- Instruction -
Set down exactly the lines that run from the line with "Give me the" to the end of the data, and nothing else.

----- Dataset rows

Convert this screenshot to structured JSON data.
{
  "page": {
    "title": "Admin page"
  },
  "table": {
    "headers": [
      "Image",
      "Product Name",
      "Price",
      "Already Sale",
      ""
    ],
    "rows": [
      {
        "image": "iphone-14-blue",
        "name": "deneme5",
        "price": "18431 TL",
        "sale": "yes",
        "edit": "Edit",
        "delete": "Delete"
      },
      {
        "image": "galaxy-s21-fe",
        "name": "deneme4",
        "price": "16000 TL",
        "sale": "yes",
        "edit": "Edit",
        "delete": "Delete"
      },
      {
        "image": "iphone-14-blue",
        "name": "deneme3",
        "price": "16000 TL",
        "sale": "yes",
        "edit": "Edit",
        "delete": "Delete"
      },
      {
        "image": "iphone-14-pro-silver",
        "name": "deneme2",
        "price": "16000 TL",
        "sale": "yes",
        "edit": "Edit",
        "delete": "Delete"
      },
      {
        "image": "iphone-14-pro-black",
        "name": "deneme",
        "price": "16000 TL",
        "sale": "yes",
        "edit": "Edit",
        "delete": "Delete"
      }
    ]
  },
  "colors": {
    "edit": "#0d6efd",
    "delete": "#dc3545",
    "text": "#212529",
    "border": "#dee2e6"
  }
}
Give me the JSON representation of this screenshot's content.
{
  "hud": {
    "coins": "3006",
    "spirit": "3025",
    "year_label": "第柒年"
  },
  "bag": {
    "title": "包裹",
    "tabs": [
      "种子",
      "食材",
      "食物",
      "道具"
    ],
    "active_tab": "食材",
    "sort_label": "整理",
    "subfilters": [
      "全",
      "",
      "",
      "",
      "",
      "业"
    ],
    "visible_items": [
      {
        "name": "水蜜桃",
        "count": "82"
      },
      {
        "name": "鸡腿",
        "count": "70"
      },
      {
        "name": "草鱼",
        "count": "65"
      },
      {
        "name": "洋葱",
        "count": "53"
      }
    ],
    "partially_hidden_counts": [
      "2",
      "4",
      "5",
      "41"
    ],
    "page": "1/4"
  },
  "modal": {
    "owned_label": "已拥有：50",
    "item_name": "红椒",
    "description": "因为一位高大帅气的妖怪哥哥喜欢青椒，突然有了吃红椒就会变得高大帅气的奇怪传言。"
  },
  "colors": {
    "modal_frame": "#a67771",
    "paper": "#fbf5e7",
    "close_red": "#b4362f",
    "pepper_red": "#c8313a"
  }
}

----------

- Task response -
Give me the JSON representation of this screenshot's content.
{
  "hud": {
    "coins": "3006",
    "spirit": "3025",
    "year_label": "第柒年"
  },
  "bag": {
    "title": "包裹",
    "tabs": [
      "种子",
      "食材",
      "食物",
      "道具"
    ],
    "active_tab": "食材",
    "sort_label": "整理",
    "subfilters": [
      "全",
      "",
      "",
      "",
      "",
      "业"
    ],
    "visible_items": [
      {
        "name": "水蜜桃",
        "count": "82"
      },
      {
        "name": "鸡腿",
        "count": "70"
      },
      {
        "name": "草鱼",
        "count": "65"
      },
      {
        "name": "洋葱",
        "count": "53"
      }
    ],
    "partially_hidden_counts": [
      "2",
      "4",
      "5",
      "41"
    ],
    "page": "1/4"
  },
  "modal": {
    "owned_label": "已拥有：50",
    "item_name": "红椒",
    "description": "因为一位高大帅气的妖怪哥哥喜欢青椒，突然有了吃红椒就会变得高大帅气的奇怪传言。"
  },
  "colors": {
    "modal_frame": "#a67771",
    "paper": "#fbf5e7",
    "close_red": "#b4362f",
    "pepper_red": "#c8313a"
  }
}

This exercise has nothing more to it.